* **Records for processing**
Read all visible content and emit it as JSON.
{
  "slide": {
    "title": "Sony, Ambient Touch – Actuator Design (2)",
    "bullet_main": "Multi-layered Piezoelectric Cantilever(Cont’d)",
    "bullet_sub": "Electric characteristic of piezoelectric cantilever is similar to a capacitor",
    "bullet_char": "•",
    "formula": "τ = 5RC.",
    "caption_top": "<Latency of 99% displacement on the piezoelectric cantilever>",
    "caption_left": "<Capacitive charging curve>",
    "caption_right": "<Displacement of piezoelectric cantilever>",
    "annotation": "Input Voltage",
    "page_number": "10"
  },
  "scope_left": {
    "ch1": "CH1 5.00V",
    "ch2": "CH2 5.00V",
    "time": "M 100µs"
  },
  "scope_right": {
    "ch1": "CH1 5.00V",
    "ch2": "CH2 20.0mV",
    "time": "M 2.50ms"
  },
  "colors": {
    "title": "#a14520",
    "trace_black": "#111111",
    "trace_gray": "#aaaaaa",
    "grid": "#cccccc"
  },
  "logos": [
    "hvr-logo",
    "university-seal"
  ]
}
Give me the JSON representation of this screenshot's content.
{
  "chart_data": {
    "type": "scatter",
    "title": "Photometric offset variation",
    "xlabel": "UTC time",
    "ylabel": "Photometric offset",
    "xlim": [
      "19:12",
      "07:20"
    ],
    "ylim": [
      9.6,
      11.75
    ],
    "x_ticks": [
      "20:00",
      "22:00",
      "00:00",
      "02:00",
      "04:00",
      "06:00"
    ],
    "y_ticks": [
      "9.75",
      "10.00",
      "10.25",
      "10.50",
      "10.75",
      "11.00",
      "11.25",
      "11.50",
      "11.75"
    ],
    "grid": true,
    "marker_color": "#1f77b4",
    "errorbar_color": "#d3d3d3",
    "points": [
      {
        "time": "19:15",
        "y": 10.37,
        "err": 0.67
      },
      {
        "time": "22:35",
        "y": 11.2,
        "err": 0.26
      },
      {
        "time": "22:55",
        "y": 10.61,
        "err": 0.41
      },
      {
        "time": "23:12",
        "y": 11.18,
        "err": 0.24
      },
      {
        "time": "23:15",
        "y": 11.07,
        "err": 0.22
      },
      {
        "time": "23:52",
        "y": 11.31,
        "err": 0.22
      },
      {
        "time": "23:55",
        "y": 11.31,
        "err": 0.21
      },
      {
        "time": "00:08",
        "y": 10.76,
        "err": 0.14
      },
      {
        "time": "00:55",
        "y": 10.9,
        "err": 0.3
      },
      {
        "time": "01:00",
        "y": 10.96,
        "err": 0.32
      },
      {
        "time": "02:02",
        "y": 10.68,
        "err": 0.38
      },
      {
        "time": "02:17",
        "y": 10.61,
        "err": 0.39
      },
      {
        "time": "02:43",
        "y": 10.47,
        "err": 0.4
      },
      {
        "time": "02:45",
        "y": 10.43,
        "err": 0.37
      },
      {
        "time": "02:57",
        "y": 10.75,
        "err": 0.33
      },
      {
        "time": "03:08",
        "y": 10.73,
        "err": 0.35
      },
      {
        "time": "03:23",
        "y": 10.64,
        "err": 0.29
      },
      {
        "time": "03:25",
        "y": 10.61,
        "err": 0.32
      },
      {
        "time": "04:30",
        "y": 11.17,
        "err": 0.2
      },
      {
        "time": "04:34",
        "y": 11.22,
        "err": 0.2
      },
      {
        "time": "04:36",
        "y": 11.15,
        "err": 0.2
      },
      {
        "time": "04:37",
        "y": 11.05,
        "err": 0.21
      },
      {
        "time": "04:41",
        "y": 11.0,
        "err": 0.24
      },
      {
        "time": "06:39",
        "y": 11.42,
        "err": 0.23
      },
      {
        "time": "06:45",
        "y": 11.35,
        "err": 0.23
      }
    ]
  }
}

* **Exercise aim**
Your reply is one number: how many lines of the records above contain the word "Photometric".

* **Result of the task**
2